§ SUPPLIED RECORDS:

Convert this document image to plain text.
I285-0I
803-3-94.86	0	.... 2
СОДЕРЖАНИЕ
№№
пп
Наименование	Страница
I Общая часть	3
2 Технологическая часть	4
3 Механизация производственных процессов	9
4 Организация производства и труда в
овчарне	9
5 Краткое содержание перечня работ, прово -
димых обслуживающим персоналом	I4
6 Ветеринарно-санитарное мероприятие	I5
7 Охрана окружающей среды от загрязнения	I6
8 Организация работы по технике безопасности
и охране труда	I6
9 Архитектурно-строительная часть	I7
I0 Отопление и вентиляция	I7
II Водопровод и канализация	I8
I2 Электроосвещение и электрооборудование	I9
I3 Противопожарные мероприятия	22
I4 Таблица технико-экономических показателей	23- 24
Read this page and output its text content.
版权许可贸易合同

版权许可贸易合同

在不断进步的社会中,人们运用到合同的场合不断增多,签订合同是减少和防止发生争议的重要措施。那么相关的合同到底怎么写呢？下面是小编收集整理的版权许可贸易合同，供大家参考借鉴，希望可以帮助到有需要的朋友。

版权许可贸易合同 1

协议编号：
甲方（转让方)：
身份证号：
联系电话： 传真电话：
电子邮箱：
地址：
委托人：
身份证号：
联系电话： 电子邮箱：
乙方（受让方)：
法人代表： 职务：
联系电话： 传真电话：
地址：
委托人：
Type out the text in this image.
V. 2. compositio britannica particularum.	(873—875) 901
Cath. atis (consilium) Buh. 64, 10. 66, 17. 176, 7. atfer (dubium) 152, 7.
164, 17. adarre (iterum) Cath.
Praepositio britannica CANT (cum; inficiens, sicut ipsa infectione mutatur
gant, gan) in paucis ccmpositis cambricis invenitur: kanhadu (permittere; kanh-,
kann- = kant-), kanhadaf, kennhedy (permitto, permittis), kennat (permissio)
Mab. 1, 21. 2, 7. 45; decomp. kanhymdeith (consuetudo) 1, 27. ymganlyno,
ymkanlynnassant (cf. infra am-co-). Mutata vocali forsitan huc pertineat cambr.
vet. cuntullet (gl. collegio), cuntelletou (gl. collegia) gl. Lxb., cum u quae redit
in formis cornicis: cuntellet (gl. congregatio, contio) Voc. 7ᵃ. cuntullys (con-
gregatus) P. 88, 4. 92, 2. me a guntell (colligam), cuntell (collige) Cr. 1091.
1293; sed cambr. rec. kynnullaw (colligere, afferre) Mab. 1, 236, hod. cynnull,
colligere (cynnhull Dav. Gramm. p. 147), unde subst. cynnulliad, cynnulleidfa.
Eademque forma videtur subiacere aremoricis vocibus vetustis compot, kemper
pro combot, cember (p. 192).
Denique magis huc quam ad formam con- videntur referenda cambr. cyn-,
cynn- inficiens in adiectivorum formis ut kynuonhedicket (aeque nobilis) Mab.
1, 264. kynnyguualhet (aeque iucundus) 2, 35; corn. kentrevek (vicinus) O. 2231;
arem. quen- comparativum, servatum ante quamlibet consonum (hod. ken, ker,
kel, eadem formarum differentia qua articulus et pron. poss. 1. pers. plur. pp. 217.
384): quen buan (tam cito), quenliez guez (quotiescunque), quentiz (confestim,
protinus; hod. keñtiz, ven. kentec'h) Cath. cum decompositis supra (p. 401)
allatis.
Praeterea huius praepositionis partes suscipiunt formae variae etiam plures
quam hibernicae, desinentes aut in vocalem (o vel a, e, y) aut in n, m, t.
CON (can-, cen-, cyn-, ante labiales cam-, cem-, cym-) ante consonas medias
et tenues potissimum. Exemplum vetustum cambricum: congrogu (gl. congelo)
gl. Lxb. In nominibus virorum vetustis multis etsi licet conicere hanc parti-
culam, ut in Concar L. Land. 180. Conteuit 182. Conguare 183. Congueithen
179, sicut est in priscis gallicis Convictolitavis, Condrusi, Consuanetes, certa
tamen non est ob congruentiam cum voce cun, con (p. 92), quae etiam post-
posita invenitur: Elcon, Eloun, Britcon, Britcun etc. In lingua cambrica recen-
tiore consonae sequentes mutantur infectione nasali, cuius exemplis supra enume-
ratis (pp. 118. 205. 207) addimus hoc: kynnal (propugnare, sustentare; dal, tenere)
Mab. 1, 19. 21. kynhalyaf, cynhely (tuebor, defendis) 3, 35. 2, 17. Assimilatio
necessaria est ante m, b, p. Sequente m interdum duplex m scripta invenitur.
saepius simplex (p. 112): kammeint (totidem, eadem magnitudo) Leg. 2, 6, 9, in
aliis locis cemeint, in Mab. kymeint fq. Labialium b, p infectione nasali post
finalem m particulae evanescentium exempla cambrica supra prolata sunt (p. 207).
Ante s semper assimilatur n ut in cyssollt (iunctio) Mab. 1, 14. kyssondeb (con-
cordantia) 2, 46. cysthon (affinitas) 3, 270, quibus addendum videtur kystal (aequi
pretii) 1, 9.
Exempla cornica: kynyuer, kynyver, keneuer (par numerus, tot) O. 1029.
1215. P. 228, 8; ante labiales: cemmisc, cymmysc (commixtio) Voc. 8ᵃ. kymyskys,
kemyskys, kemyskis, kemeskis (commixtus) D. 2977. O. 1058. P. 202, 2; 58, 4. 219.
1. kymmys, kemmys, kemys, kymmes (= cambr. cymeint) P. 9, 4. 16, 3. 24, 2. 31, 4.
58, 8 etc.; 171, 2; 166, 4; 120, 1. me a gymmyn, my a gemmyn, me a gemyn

§ GIVEN PROBLEM: Take the entries above and copy them out exactly.

§ PROBLEM SOLUTION:
Convert this document image to plain text.
I285-0I
803-3-94.86	0	.... 2
СОДЕРЖАНИЕ
№№
пп
Наименование	Страница
I Общая часть	3
2 Технологическая часть	4
3 Механизация производственных процессов	9
4 Организация производства и труда в
овчарне	9
5 Краткое содержание перечня работ, прово -
димых обслуживающим персоналом	I4
6 Ветеринарно-санитарное мероприятие	I5
7 Охрана окружающей среды от загрязнения	I6
8 Организация работы по технике безопасности
и охране труда	I6
9 Архитектурно-строительная часть	I7
I0 Отопление и вентиляция	I7
II Водопровод и канализация	I8
I2 Электроосвещение и электрооборудование	I9
I3 Противопожарные мероприятия	22
I4 Таблица технико-экономических показателей	23- 24
Read this page and output its text content.
版权许可贸易合同

版权许可贸易合同

在不断进步的社会中,人们运用到合同的场合不断增多,签订合同是减少和防止发生争议的重要措施。那么相关的合同到底怎么写呢？下面是小编收集整理的版权许可贸易合同，供大家参考借鉴，希望可以帮助到有需要的朋友。

版权许可贸易合同 1

协议编号：
甲方（转让方)：
身份证号：
联系电话： 传真电话：
电子邮箱：
地址：
委托人：
身份证号：
联系电话： 电子邮箱：
乙方（受让方)：
法人代表： 职务：
联系电话： 传真电话：
地址：
委托人：
Type out the text in this image.
V. 2. compositio britannica particularum.	(873—875) 901
Cath. atis (consilium) Buh. 64, 10. 66, 17. 176, 7. atfer (dubium) 152, 7.
164, 17. adarre (iterum) Cath.
Praepositio britannica CANT (cum; inficiens, sicut ipsa infectione mutatur
gant, gan) in paucis ccmpositis cambricis invenitur: kanhadu (permittere; kanh-,
kann- = kant-), kanhadaf, kennhedy (permitto, permittis), kennat (permissio)
Mab. 1, 21. 2, 7. 45; decomp. kanhymdeith (consuetudo) 1, 27. ymganlyno,
ymkanlynnassant (cf. infra am-co-). Mutata vocali forsitan huc pertineat cambr.
vet. cuntullet (gl. collegio), cuntelletou (gl. collegia) gl. Lxb., cum u quae redit
in formis cornicis: cuntellet (gl. congregatio, contio) Voc. 7ᵃ. cuntullys (con-
gregatus) P. 88, 4. 92, 2. me a guntell (colligam), cuntell (collige) Cr. 1091.
1293; sed cambr. rec. kynnullaw (colligere, afferre) Mab. 1, 236, hod. cynnull,
colligere (cynnhull Dav. Gramm. p. 147), unde subst. cynnulliad, cynnulleidfa.
Eademque forma videtur subiacere aremoricis vocibus vetustis compot, kemper
pro combot, cember (p. 192).
Denique magis huc quam ad formam con- videntur referenda cambr. cyn-,
cynn- inficiens in adiectivorum formis ut kynuonhedicket (aeque nobilis) Mab.
1, 264. kynnyguualhet (aeque iucundus) 2, 35; corn. kentrevek (vicinus) O. 2231;
arem. quen- comparativum, servatum ante quamlibet consonum (hod. ken, ker,
kel, eadem formarum differentia qua articulus et pron. poss. 1. pers. plur. pp. 217.
384): quen buan (tam cito), quenliez guez (quotiescunque), quentiz (confestim,
protinus; hod. keñtiz, ven. kentec'h) Cath. cum decompositis supra (p. 401)
allatis.
Praeterea huius praepositionis partes suscipiunt formae variae etiam plures
quam hibernicae, desinentes aut in vocalem (o vel a, e, y) aut in n, m, t.
CON (can-, cen-, cyn-, ante labiales cam-, cem-, cym-) ante consonas medias
et tenues potissimum. Exemplum vetustum cambricum: congrogu (gl. congelo)
gl. Lxb. In nominibus virorum vetustis multis etsi licet conicere hanc parti-
culam, ut in Concar L. Land. 180. Conteuit 182. Conguare 183. Congueithen
179, sicut est in priscis gallicis Convictolitavis, Condrusi, Consuanetes, certa
tamen non est ob congruentiam cum voce cun, con (p. 92), quae etiam post-
posita invenitur: Elcon, Eloun, Britcon, Britcun etc. In lingua cambrica recen-
tiore consonae sequentes mutantur infectione nasali, cuius exemplis supra enume-
ratis (pp. 118. 205. 207) addimus hoc: kynnal (propugnare, sustentare; dal, tenere)
Mab. 1, 19. 21. kynhalyaf, cynhely (tuebor, defendis) 3, 35. 2, 17. Assimilatio
necessaria est ante m, b, p. Sequente m interdum duplex m scripta invenitur.
saepius simplex (p. 112): kammeint (totidem, eadem magnitudo) Leg. 2, 6, 9, in
aliis locis cemeint, in Mab. kymeint fq. Labialium b, p infectione nasali post
finalem m particulae evanescentium exempla cambrica supra prolata sunt (p. 207).
Ante s semper assimilatur n ut in cyssollt (iunctio) Mab. 1, 14. kyssondeb (con-
cordantia) 2, 46. cysthon (affinitas) 3, 270, quibus addendum videtur kystal (aequi
pretii) 1, 9.
Exempla cornica: kynyuer, kynyver, keneuer (par numerus, tot) O. 1029.
1215. P. 228, 8; ante labiales: cemmisc, cymmysc (commixtio) Voc. 8ᵃ. kymyskys,
kemyskys, kemyskis, kemeskis (commixtus) D. 2977. O. 1058. P. 202, 2; 58, 4. 219.
1. kymmys, kemmys, kemys, kymmes (= cambr. cymeint) P. 9, 4. 16, 3. 24, 2. 31, 4.
58, 8 etc.; 171, 2; 166, 4; 120, 1. me a gymmyn, my a gemmyn, me a gemyn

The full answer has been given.